- _WHAT THE TASK REQUIRES_
Express every line of each of the entries below as a JSON list of strings, one string per line, leaving out blank lines and any pictures.

- _RECORDS SUPPLIED_
** Begin **

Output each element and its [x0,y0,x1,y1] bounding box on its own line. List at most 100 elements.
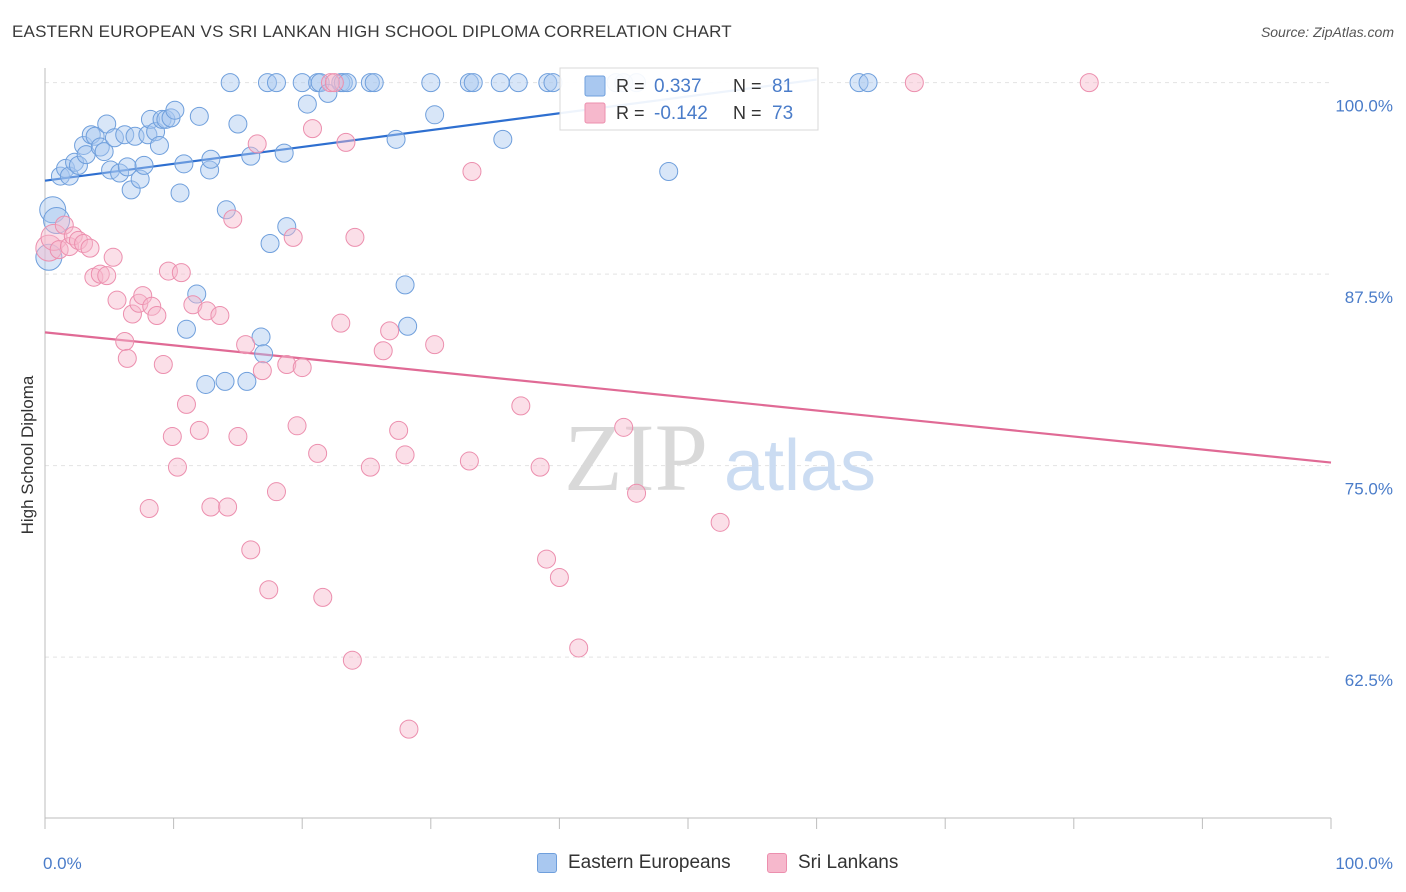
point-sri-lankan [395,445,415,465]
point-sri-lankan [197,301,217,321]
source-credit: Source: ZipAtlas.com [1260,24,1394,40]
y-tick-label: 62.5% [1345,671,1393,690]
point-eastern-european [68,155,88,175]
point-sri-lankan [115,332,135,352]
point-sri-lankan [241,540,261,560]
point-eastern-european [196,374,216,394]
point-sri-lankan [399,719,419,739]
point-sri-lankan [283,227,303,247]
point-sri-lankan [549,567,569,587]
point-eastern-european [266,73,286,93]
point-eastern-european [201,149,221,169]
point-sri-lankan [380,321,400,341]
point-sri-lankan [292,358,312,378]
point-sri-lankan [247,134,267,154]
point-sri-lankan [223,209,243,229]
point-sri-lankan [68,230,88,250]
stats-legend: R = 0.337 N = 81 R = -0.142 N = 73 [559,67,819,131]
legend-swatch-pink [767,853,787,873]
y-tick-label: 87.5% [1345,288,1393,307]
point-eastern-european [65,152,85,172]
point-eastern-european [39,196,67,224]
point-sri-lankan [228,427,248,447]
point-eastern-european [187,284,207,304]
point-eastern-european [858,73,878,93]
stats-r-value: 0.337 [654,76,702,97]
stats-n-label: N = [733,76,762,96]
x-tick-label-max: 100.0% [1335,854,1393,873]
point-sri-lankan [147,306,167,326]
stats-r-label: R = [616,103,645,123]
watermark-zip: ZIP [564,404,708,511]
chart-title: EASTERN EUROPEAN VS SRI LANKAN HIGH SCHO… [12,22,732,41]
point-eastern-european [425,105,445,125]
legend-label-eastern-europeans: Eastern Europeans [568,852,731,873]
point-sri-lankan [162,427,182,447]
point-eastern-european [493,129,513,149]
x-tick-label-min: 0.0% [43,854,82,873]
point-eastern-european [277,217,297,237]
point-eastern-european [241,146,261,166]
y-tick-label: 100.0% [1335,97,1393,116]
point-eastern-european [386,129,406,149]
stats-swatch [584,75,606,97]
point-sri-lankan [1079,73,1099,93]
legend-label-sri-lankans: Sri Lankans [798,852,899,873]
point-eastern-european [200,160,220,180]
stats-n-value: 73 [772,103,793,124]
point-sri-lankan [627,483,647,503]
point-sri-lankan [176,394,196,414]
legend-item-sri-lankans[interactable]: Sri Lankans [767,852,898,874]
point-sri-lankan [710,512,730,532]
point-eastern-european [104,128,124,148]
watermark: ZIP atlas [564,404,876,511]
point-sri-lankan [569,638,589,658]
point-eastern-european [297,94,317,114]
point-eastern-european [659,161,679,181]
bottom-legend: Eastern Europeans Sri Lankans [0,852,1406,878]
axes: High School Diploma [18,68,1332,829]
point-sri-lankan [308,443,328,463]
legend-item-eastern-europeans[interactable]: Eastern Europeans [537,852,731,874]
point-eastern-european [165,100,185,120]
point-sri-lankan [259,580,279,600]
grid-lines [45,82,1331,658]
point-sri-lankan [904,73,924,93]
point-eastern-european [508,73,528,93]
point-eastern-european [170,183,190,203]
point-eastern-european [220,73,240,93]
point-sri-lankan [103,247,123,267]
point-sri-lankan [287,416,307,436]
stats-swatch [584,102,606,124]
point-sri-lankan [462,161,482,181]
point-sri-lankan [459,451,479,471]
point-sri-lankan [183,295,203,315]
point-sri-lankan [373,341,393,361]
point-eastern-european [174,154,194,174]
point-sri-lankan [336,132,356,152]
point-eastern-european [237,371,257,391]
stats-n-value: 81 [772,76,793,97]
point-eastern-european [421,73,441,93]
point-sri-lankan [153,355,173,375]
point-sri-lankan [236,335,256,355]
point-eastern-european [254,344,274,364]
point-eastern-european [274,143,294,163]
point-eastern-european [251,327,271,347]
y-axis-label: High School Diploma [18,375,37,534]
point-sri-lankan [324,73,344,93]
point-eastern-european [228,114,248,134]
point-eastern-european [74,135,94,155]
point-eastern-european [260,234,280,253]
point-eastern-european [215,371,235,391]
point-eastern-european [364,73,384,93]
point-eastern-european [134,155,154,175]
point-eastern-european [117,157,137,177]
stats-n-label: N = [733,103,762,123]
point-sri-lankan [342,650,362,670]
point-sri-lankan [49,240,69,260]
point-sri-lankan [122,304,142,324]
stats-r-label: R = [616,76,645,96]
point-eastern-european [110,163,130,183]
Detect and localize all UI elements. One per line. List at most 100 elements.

** End **

- _COMPLETE ANSWER_
[
  "Output each element and its [x0,y0,x1,y1] bounding box on its own line. List at most 100 elements.",
  "point-sri-lankan [395,445,415,465]",
  "point-sri-lankan [197,301,217,321]",
  "source-credit: Source: ZipAtlas.com [1260,24,1394,40]",
  "y-tick-label: 62.5% [1345,671,1393,690]",
  "point-eastern-european [68,155,88,175]",
  "point-sri-lankan [115,332,135,352]",
  "point-sri-lankan [241,540,261,560]",
  "point-eastern-european [196,374,216,394]",
  "point-sri-lankan [399,719,419,739]",
  "point-sri-lankan [283,227,303,247]",
  "point-sri-lankan [549,567,569,587]",
  "point-eastern-european [266,73,286,93]",
  "point-eastern-european [201,149,221,169]",
  "point-sri-lankan [380,321,400,341]",
  "point-sri-lankan [292,358,312,378]",
  "point-sri-lankan [247,134,267,154]",
  "point-sri-lankan [223,209,243,229]",
  "point-sri-lankan [68,230,88,250]",
  "stats-legend: R = 0.337 N = 81 R = -0.142 N = 73 [559,67,819,131]",
  "legend-swatch-pink [767,853,787,873]",
  "y-tick-label: 87.5% [1345,288,1393,307]",
  "point-eastern-european [65,152,85,172]",
  "point-eastern-european [39,196,67,224]",
  "point-sri-lankan [228,427,248,447]",
  "point-eastern-european [187,284,207,304]",
  "point-eastern-european [858,73,878,93]",
  "stats-r-value: 0.337 [654,76,702,97]",
  "stats-n-label: N = [733,76,762,96]",
  "x-tick-label-max: 100.0% [1335,854,1393,873]",
  "point-sri-lankan [147,306,167,326]",
  "stats-r-label: R = [616,103,645,123]",
  "watermark-zip: ZIP [564,404,708,511]",
  "chart-title: EASTERN EUROPEAN VS SRI LANKAN HIGH SCHO… [12,22,732,41]",
  "point-eastern-european [425,105,445,125]",
  "legend-label-eastern-europeans: Eastern Europeans [568,852,731,873]",
  "point-sri-lankan [162,427,182,447]",
  "point-eastern-european [493,129,513,149]",
  "x-tick-label-min: 0.0% [43,854,82,873]",
  "point-eastern-european [277,217,297,237]",
  "point-eastern-european [241,146,261,166]",
  "y-tick-label: 100.0% [1335,97,1393,116]",
  "point-eastern-european [386,129,406,149]",
  "stats-swatch [584,75,606,97]",
  "point-sri-lankan [1079,73,1099,93]",
  "legend-label-sri-lankans: Sri Lankans [798,852,899,873]",
  "point-eastern-european [200,160,220,180]",
  "stats-n-value: 73 [772,103,793,124]",
  "point-sri-lankan [627,483,647,503]",
  "point-sri-lankan [176,394,196,414]",
  "legend-item-sri-lankans[interactable]: Sri Lankans [767,852,898,874]",
  "point-sri-lankan [710,512,730,532]",
  "point-eastern-european [104,128,124,148]",
  "watermark: ZIP atlas [564,404,876,511]",
  "point-sri-lankan [569,638,589,658]",
  "point-eastern-european [297,94,317,114]",
  "point-eastern-european [659,161,679,181]",
  "bottom-legend: Eastern Europeans Sri Lankans [0,852,1406,878]",
  "axes: High School Diploma [18,68,1332,829]",
  "point-sri-lankan [308,443,328,463]",
  "legend-item-eastern-europeans[interactable]: Eastern Europeans [537,852,731,874]",
  "point-eastern-european [165,100,185,120]",
  "point-sri-lankan [259,580,279,600]",
  "grid-lines [45,82,1331,658]",
  "point-sri-lankan [904,73,924,93]",
  "point-eastern-european [508,73,528,93]",
  "point-eastern-european [170,183,190,203]",
  "point-eastern-european [220,73,240,93]",
  "point-sri-lankan [103,247,123,267]",
  "point-sri-lankan [287,416,307,436]",
  "stats-swatch [584,102,606,124]",
  "point-sri-lankan [462,161,482,181]",
  "point-sri-lankan [459,451,479,471]",
  "point-sri-lankan [183,295,203,315]",
  "point-sri-lankan [373,341,393,361]",
  "point-eastern-european [174,154,194,174]",
  "point-sri-lankan [336,132,356,152]",
  "point-eastern-european [237,371,257,391]",
  "stats-n-value: 81 [772,76,793,97]",
  "point-eastern-european [421,73,441,93]",
  "point-sri-lankan [153,355,173,375]",
  "point-sri-lankan [236,335,256,355]",
  "point-eastern-european [254,344,274,364]",
  "point-eastern-european [274,143,294,163]",
  "point-eastern-european [251,327,271,347]",
  "y-axis-label: High School Diploma [18,375,37,534]",
  "point-sri-lankan [324,73,344,93]",
  "point-eastern-european [228,114,248,134]",
  "point-eastern-european [74,135,94,155]",
  "point-eastern-european [260,234,280,253]",
  "point-eastern-european [215,371,235,391]",
  "point-eastern-european [364,73,384,93]",
  "point-eastern-european [134,155,154,175]",
  "point-eastern-european [117,157,137,177]",
  "stats-n-label: N = [733,103,762,123]",
  "point-sri-lankan [342,650,362,670]",
  "point-sri-lankan [49,240,69,260]",
  "point-sri-lankan [122,304,142,324]",
  "stats-r-label: R = [616,76,645,96]",
  "point-eastern-european [110,163,130,183]",
  "Detect and localize all UI elements. One per line. List at most 100 elements."
]